What to work on:
Find the string "salas" and gather every line that holds it.

Data to use:
Start

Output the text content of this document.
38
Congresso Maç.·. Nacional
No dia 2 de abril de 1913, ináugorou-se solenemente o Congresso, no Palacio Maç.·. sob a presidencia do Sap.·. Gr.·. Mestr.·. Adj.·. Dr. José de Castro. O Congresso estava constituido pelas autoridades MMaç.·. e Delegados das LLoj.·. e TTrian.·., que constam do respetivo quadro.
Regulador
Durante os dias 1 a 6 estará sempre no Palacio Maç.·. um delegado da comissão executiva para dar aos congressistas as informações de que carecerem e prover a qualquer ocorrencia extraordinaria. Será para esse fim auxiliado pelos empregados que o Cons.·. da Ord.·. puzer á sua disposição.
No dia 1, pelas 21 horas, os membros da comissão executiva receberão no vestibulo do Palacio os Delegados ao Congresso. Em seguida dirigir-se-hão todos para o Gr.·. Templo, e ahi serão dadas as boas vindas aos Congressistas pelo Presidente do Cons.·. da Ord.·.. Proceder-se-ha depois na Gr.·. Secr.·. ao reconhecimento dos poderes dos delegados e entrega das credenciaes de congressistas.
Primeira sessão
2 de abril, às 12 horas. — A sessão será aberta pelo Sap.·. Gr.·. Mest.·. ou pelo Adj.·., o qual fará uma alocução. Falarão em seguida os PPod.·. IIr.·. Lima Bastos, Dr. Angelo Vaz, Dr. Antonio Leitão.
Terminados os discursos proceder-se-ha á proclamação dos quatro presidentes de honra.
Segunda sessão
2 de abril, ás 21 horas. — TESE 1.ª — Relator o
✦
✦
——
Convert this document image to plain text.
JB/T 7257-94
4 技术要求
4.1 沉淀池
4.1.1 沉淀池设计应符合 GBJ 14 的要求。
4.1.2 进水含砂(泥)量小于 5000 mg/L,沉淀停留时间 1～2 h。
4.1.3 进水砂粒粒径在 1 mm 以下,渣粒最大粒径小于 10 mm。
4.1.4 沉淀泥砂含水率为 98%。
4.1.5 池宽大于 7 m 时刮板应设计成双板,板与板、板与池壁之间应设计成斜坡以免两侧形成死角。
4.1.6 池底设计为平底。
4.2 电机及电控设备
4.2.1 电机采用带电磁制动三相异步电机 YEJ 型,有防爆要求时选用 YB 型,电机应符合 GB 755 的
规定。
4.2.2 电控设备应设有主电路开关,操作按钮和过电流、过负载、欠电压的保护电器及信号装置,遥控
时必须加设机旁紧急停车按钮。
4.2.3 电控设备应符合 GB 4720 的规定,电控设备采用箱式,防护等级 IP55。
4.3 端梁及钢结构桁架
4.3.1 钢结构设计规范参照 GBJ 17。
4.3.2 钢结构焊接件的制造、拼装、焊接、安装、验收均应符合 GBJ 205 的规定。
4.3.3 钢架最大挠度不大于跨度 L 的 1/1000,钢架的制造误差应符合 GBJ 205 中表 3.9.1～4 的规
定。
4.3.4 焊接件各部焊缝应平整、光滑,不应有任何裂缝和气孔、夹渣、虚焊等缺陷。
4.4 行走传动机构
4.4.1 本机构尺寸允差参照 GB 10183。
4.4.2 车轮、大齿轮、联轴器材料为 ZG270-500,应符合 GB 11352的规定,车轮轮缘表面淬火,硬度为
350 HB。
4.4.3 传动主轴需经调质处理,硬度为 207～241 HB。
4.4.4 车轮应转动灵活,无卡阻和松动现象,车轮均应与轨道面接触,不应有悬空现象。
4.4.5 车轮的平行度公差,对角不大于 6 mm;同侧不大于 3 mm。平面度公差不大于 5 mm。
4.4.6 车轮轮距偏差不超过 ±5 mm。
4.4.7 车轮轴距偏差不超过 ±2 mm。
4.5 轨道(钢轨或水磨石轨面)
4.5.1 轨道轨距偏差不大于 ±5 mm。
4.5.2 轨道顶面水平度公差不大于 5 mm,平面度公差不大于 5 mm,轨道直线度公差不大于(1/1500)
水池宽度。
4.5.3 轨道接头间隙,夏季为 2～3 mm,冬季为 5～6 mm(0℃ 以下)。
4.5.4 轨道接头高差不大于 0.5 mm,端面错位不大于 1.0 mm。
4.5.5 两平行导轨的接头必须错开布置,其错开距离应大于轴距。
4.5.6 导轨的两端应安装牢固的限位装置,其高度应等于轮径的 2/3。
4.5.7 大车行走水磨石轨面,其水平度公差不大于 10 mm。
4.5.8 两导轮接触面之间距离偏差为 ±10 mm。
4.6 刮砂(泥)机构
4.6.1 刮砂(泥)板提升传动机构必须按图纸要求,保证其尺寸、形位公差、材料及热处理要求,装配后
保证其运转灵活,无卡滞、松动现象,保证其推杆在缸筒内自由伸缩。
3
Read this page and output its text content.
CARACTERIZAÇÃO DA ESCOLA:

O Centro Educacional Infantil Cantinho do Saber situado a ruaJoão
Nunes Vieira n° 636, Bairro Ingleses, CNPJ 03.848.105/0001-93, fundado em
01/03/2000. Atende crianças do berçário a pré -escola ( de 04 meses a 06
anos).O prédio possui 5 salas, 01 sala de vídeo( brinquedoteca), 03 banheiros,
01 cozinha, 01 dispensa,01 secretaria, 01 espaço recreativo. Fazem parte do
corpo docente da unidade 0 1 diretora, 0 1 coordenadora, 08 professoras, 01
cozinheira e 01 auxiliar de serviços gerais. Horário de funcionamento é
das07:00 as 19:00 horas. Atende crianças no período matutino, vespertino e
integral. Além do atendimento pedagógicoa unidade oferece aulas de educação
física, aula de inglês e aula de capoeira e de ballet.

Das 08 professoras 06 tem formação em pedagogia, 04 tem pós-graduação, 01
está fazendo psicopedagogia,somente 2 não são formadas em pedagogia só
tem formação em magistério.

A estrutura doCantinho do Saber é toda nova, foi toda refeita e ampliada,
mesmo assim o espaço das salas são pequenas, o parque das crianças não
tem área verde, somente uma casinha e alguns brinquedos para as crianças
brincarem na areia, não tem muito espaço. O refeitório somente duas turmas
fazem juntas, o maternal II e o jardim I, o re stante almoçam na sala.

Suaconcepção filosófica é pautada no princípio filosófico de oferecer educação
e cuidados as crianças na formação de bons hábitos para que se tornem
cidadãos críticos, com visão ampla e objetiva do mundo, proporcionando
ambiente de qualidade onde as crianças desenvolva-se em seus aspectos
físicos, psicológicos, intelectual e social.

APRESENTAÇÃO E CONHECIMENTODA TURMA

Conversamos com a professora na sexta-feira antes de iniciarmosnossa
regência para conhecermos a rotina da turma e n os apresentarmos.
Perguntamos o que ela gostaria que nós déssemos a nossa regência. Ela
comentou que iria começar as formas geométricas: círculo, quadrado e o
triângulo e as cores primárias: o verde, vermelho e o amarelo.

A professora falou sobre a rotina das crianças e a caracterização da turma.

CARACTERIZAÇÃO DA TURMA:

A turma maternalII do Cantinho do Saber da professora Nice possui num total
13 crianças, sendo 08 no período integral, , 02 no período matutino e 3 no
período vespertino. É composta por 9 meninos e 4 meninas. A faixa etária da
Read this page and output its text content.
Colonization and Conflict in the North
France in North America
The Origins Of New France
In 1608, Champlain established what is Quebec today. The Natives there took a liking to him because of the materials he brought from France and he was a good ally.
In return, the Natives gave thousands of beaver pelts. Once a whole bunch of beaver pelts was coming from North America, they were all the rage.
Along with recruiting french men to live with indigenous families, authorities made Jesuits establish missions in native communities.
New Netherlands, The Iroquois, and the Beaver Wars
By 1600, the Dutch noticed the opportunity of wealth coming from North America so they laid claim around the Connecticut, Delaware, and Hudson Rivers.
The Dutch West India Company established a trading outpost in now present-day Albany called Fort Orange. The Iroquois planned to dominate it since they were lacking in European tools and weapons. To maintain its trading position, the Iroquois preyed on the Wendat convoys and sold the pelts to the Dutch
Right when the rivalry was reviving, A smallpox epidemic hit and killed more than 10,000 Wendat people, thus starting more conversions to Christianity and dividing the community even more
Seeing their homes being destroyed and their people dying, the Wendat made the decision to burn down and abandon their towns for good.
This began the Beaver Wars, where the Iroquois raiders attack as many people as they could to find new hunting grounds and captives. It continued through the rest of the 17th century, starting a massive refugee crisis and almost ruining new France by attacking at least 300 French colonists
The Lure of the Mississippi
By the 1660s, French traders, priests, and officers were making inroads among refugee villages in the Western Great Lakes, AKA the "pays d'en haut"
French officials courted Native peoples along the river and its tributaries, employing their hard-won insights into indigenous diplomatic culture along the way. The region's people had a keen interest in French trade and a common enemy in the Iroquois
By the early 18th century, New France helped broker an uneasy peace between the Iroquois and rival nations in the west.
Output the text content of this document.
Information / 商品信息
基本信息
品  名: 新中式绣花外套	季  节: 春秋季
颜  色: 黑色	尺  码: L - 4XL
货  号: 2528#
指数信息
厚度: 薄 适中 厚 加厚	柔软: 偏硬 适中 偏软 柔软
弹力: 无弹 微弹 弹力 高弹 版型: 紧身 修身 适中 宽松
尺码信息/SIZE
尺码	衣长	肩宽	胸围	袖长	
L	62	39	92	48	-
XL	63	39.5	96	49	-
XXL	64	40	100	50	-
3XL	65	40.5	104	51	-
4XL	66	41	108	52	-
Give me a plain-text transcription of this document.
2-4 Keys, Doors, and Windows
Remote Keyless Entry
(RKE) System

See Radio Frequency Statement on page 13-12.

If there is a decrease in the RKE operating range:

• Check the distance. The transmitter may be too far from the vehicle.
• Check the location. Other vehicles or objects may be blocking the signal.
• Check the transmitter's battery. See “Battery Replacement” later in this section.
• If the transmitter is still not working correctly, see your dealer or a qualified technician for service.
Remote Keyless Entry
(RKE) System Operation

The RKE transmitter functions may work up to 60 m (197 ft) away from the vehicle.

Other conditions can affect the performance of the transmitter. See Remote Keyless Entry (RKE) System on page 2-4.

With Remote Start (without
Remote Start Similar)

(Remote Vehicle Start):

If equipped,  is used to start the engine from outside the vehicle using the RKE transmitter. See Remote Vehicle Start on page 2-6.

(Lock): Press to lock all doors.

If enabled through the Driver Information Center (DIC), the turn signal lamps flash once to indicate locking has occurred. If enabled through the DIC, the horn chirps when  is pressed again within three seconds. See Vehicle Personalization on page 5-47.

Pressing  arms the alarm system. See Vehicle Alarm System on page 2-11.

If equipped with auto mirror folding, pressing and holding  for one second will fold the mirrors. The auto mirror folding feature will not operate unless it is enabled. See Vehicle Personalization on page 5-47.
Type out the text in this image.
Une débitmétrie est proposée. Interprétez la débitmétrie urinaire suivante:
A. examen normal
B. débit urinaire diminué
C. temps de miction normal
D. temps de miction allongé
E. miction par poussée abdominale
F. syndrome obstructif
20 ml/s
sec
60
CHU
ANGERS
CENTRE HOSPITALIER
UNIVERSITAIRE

End

Output of the task:
anos).O prédio possui 5 salas, 01 sala de vídeo( brinquedoteca), 03 banheiros,
mesmo assim o espaço das salas são pequenas, o parque das crianças não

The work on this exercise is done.